Record excerpts:
+===+

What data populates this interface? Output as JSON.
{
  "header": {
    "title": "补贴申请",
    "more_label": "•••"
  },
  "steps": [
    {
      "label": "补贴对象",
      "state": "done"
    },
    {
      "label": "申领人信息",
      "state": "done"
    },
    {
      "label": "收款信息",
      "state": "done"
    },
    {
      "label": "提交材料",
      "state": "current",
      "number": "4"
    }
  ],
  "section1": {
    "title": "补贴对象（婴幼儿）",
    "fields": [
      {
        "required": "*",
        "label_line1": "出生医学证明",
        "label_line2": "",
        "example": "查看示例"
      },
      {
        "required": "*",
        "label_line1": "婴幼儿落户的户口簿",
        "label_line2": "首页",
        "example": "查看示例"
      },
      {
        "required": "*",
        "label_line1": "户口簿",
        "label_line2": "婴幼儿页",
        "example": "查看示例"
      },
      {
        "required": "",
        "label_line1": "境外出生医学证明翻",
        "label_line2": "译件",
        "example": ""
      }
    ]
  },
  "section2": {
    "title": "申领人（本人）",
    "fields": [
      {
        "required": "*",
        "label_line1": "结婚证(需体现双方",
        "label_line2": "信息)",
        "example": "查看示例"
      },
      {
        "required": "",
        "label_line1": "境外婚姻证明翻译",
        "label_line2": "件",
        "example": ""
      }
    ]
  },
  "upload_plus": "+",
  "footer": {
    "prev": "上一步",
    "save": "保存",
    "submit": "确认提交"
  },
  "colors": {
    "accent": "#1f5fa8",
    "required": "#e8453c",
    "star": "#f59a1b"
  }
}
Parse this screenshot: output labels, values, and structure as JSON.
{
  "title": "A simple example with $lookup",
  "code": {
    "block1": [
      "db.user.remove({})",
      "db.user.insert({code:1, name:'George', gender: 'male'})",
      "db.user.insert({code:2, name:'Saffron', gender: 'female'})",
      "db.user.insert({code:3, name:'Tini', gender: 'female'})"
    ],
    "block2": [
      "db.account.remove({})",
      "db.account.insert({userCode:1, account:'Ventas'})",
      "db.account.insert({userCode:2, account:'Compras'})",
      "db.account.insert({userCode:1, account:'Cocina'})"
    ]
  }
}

+===+

Short exercise:
Copy each line of the data exactly, leaving nothing out.

Exercise result:
What data populates this interface? Output as JSON.
{
  "header": {
    "title": "补贴申请",
    "more_label": "•••"
  },
  "steps": [
    {
      "label": "补贴对象",
      "state": "done"
    },
    {
      "label": "申领人信息",
      "state": "done"
    },
    {
      "label": "收款信息",
      "state": "done"
    },
    {
      "label": "提交材料",
      "state": "current",
      "number": "4"
    }
  ],
  "section1": {
    "title": "补贴对象（婴幼儿）",
    "fields": [
      {
        "required": "*",
        "label_line1": "出生医学证明",
        "label_line2": "",
        "example": "查看示例"
      },
      {
        "required": "*",
        "label_line1": "婴幼儿落户的户口簿",
        "label_line2": "首页",
        "example": "查看示例"
      },
      {
        "required": "*",
        "label_line1": "户口簿",
        "label_line2": "婴幼儿页",
        "example": "查看示例"
      },
      {
        "required": "",
        "label_line1": "境外出生医学证明翻",
        "label_line2": "译件",
        "example": ""
      }
    ]
  },
  "section2": {
    "title": "申领人（本人）",
    "fields": [
      {
        "required": "*",
        "label_line1": "结婚证(需体现双方",
        "label_line2": "信息)",
        "example": "查看示例"
      },
      {
        "required": "",
        "label_line1": "境外婚姻证明翻译",
        "label_line2": "件",
        "example": ""
      }
    ]
  },
  "upload_plus": "+",
  "footer": {
    "prev": "上一步",
    "save": "保存",
    "submit": "确认提交"
  },
  "colors": {
    "accent": "#1f5fa8",
    "required": "#e8453c",
    "star": "#f59a1b"
  }
}
Parse this screenshot: output labels, values, and structure as JSON.
{
  "title": "A simple example with $lookup",
  "code": {
    "block1": [
      "db.user.remove({})",
      "db.user.insert({code:1, name:'George', gender: 'male'})",
      "db.user.insert({code:2, name:'Saffron', gender: 'female'})",
      "db.user.insert({code:3, name:'Tini', gender: 'female'})"
    ],
    "block2": [
      "db.account.remove({})",
      "db.account.insert({userCode:1, account:'Ventas'})",
      "db.account.insert({userCode:2, account:'Compras'})",
      "db.account.insert({userCode:1, account:'Cocina'})"
    ]
  }
}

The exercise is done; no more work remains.